[Dataset rows]
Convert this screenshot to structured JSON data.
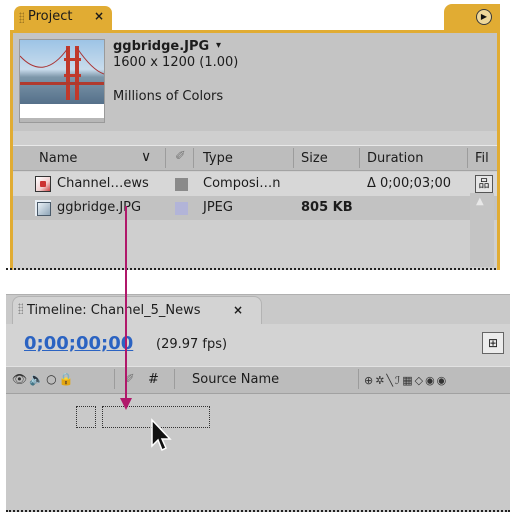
{
  "project_panel": {
    "tab_title": "Project",
    "tab_close": "×",
    "flyout": "▶",
    "file_name": "ggbridge.JPG",
    "file_name_caret": "▾",
    "dimensions": "1600 x 1200 (1.00)",
    "color_depth": "Millions of Colors",
    "columns": {
      "name": "Name",
      "sort_caret": "∨",
      "label_icon": "tag-icon",
      "type": "Type",
      "size": "Size",
      "duration": "Duration",
      "file": "Fil"
    },
    "rows": [
      {
        "name": "Channel…ews",
        "icon": "composition-icon",
        "label_color": "#8a8a8a",
        "type": "Composi…n",
        "size": "",
        "duration": "Δ 0;00;03;00",
        "extra_icon": "flowchart-icon",
        "extra_glyph": "品"
      },
      {
        "name": "ggbridge.JPG",
        "icon": "jpeg-file-icon",
        "label_color": "#b2b4d8",
        "type": "JPEG",
        "size": "805 KB",
        "duration": ""
      }
    ],
    "scroll_up": "▲",
    "accent_color": "#e1ac33"
  },
  "timeline_panel": {
    "tab_title": "Timeline: Channel_5_News",
    "tab_close": "×",
    "timecode": "0;00;00;00",
    "fps": "(29.97 fps)",
    "comp_button_glyph": "⊞",
    "columns": {
      "av_icons": "👁🔈○🔒",
      "label_icon": "tag-icon",
      "hash": "#",
      "source_name": "Source Name",
      "switches": "⊕✲╲ℐ▦◇◉◉"
    },
    "timecode_color": "#2b63c2"
  }
}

- **What the task asks**
Repeat the data exactly, excluding the pictures.

- **Task answer**
Convert this screenshot to structured JSON data.
{
  "project_panel": {
    "tab_title": "Project",
    "tab_close": "×",
    "flyout": "▶",
    "file_name": "ggbridge.JPG",
    "file_name_caret": "▾",
    "dimensions": "1600 x 1200 (1.00)",
    "color_depth": "Millions of Colors",
    "columns": {
      "name": "Name",
      "sort_caret": "∨",
      "label_icon": "tag-icon",
      "type": "Type",
      "size": "Size",
      "duration": "Duration",
      "file": "Fil"
    },
    "rows": [
      {
        "name": "Channel…ews",
        "icon": "composition-icon",
        "label_color": "#8a8a8a",
        "type": "Composi…n",
        "size": "",
        "duration": "Δ 0;00;03;00",
        "extra_icon": "flowchart-icon",
        "extra_glyph": "品"
      },
      {
        "name": "ggbridge.JPG",
        "icon": "jpeg-file-icon",
        "label_color": "#b2b4d8",
        "type": "JPEG",
        "size": "805 KB",
        "duration": ""
      }
    ],
    "scroll_up": "▲",
    "accent_color": "#e1ac33"
  },
  "timeline_panel": {
    "tab_title": "Timeline: Channel_5_News",
    "tab_close": "×",
    "timecode": "0;00;00;00",
    "fps": "(29.97 fps)",
    "comp_button_glyph": "⊞",
    "columns": {
      "av_icons": "👁🔈○🔒",
      "label_icon": "tag-icon",
      "hash": "#",
      "source_name": "Source Name",
      "switches": "⊕✲╲ℐ▦◇◉◉"
    },
    "timecode_color": "#2b63c2"
  }
}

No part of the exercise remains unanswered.